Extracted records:
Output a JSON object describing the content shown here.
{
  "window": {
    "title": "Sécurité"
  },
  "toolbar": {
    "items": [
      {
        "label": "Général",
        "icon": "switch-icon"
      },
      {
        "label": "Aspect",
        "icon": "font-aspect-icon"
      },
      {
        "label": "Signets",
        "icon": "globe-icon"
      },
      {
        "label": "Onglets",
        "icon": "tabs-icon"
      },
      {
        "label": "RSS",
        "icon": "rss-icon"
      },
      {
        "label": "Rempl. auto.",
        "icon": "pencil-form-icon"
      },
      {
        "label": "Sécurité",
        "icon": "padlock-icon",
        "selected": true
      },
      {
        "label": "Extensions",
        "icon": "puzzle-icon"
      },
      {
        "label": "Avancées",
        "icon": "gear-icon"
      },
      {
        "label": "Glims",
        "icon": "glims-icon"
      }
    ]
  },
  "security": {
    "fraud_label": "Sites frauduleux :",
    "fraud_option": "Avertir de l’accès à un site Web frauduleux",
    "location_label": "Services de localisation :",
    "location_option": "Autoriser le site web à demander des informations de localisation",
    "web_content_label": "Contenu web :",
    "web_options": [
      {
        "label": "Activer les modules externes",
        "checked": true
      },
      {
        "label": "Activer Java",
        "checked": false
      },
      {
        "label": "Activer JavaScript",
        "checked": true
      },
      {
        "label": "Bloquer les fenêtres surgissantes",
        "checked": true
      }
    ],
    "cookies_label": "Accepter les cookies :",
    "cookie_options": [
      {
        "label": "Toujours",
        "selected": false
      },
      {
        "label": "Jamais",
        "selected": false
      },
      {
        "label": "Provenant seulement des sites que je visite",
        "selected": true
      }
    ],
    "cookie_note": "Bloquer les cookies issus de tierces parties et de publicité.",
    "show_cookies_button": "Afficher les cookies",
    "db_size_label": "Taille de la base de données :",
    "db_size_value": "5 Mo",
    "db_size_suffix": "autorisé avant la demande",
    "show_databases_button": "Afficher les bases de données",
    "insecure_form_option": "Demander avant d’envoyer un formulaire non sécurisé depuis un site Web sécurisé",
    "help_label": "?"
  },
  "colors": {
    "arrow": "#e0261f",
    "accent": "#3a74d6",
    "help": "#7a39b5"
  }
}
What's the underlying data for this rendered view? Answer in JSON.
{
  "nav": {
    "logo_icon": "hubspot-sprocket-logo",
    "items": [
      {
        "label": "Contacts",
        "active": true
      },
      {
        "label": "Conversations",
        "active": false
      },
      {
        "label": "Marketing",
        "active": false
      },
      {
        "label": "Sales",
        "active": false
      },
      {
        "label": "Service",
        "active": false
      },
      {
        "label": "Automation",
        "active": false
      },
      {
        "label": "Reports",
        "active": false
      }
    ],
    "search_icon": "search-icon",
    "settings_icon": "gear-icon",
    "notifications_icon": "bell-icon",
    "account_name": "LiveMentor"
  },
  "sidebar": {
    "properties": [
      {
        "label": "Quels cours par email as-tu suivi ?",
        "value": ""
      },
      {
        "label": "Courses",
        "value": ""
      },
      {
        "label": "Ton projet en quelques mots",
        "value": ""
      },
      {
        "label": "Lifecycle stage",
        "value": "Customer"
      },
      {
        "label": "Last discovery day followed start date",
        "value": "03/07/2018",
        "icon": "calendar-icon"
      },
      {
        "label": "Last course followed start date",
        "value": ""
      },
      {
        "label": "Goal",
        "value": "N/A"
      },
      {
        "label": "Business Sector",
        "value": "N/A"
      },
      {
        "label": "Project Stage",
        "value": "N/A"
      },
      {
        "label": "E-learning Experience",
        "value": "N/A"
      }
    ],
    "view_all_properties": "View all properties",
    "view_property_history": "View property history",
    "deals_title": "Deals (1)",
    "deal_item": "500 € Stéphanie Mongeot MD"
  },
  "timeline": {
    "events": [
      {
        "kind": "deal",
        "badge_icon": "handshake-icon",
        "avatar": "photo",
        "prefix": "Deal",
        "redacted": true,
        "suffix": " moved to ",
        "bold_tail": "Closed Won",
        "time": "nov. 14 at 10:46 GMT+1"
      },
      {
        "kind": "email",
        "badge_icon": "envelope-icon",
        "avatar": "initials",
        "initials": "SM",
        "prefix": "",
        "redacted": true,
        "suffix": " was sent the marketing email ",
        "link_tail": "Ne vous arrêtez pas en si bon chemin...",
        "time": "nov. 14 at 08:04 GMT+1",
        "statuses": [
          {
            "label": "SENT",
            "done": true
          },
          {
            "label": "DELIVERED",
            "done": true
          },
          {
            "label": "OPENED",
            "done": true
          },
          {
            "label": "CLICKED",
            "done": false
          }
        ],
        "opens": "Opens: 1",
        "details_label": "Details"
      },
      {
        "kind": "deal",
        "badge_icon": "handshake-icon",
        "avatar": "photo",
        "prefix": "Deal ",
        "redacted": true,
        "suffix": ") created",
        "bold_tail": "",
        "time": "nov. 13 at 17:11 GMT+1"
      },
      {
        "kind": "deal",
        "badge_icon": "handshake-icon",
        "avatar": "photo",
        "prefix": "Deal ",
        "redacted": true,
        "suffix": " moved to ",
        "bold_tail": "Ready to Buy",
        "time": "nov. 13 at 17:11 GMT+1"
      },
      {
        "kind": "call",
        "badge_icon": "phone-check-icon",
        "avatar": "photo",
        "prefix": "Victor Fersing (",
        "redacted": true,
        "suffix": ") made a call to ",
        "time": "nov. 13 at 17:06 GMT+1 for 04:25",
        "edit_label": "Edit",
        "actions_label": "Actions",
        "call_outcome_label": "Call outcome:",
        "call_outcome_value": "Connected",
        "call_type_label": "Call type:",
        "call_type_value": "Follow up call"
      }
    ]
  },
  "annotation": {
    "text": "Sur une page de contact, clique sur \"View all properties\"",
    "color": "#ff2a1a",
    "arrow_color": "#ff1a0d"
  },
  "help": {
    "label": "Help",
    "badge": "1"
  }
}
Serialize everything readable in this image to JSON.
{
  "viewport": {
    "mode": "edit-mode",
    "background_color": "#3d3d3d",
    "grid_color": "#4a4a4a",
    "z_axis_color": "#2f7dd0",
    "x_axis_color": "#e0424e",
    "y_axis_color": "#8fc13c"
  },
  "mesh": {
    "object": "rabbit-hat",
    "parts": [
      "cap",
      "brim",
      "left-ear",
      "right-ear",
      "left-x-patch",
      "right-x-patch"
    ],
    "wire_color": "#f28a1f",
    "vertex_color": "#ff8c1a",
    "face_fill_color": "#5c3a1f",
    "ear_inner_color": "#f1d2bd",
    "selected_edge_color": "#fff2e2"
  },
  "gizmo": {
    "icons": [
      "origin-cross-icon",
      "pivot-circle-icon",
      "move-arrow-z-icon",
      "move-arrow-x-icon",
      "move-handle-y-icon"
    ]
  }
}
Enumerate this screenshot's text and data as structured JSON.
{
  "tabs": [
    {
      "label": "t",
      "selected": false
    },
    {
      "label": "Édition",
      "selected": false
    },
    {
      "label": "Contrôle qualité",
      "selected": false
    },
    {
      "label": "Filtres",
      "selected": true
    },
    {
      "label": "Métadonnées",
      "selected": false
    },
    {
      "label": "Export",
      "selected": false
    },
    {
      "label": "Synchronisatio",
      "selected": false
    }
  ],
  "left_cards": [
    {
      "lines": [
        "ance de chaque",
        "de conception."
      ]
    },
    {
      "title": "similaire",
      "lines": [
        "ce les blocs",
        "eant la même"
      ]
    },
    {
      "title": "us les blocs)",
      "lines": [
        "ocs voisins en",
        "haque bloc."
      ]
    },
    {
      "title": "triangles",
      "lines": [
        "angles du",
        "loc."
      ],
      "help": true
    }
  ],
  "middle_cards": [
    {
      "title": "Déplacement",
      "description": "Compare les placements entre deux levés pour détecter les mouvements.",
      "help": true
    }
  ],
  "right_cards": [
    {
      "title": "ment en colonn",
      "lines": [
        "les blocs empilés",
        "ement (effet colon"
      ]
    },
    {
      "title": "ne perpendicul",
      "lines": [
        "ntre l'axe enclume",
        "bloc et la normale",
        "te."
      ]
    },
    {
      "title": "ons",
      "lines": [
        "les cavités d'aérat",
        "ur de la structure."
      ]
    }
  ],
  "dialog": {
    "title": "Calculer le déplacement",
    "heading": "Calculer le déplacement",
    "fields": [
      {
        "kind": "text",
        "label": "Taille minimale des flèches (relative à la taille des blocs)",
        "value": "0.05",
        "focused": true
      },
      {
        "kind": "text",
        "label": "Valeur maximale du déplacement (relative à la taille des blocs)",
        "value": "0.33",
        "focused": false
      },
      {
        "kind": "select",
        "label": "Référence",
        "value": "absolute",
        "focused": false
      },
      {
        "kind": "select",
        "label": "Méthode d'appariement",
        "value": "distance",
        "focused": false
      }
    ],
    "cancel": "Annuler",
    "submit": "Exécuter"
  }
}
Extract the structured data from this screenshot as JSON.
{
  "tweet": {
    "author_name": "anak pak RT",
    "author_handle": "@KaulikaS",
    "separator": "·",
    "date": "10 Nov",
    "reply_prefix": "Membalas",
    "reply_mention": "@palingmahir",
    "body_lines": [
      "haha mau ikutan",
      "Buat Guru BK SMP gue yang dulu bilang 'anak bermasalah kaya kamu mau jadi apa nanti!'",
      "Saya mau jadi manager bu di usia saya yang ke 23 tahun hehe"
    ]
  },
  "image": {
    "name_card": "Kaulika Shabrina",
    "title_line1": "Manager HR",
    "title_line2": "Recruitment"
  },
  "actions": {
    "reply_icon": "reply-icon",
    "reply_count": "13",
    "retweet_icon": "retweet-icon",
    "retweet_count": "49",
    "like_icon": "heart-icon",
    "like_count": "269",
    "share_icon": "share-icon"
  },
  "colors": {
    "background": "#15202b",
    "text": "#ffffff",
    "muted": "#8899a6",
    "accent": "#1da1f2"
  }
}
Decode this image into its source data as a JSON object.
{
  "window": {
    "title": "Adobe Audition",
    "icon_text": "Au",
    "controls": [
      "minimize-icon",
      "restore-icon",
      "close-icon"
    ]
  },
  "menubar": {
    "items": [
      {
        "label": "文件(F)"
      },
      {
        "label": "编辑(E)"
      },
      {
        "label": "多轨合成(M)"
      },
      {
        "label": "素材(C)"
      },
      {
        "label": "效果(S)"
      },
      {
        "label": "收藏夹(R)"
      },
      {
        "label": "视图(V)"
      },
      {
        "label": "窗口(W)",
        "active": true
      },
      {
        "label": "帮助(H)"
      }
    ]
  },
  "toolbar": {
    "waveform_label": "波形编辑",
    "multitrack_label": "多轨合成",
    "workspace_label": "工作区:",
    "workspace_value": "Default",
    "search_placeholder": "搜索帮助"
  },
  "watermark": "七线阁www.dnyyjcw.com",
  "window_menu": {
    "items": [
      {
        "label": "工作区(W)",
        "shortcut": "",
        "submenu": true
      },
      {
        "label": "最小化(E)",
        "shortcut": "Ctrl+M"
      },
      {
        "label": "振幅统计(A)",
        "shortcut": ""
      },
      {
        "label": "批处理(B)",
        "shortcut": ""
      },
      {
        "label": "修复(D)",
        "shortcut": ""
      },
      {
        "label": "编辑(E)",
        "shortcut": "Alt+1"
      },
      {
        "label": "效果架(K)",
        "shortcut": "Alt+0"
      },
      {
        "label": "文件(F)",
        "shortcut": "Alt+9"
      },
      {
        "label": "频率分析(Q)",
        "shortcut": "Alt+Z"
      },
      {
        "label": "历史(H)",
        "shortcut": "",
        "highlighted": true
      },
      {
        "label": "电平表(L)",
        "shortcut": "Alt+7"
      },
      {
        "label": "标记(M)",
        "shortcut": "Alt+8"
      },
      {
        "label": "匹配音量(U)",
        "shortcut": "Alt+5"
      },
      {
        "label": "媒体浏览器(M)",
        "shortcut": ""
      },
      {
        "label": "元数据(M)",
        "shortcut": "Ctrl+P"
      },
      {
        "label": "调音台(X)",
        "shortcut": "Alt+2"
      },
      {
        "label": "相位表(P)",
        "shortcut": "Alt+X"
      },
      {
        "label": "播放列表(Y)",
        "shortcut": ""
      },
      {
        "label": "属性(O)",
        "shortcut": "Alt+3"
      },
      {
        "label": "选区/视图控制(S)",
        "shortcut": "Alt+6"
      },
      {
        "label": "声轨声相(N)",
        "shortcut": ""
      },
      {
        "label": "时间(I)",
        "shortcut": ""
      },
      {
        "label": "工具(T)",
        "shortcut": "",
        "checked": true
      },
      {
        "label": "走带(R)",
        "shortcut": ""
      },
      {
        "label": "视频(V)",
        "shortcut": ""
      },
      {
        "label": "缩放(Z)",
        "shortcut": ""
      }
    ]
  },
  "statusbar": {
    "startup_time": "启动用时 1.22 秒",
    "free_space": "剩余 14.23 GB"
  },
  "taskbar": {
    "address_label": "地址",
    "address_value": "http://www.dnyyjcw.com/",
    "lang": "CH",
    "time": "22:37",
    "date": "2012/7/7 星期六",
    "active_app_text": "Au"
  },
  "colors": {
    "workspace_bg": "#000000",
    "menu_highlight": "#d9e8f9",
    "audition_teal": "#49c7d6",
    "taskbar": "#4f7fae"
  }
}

Exercise details:
Locate and copy each line in the data above that includes the word "blocs".

Complete response:
        "ce les blocs",
      "title": "us les blocs)",
        "les blocs empilés",
        "label": "Taille minimale des flèches (relative à la taille des blocs)",
        "label": "Valeur maximale du déplacement (relative à la taille des blocs)",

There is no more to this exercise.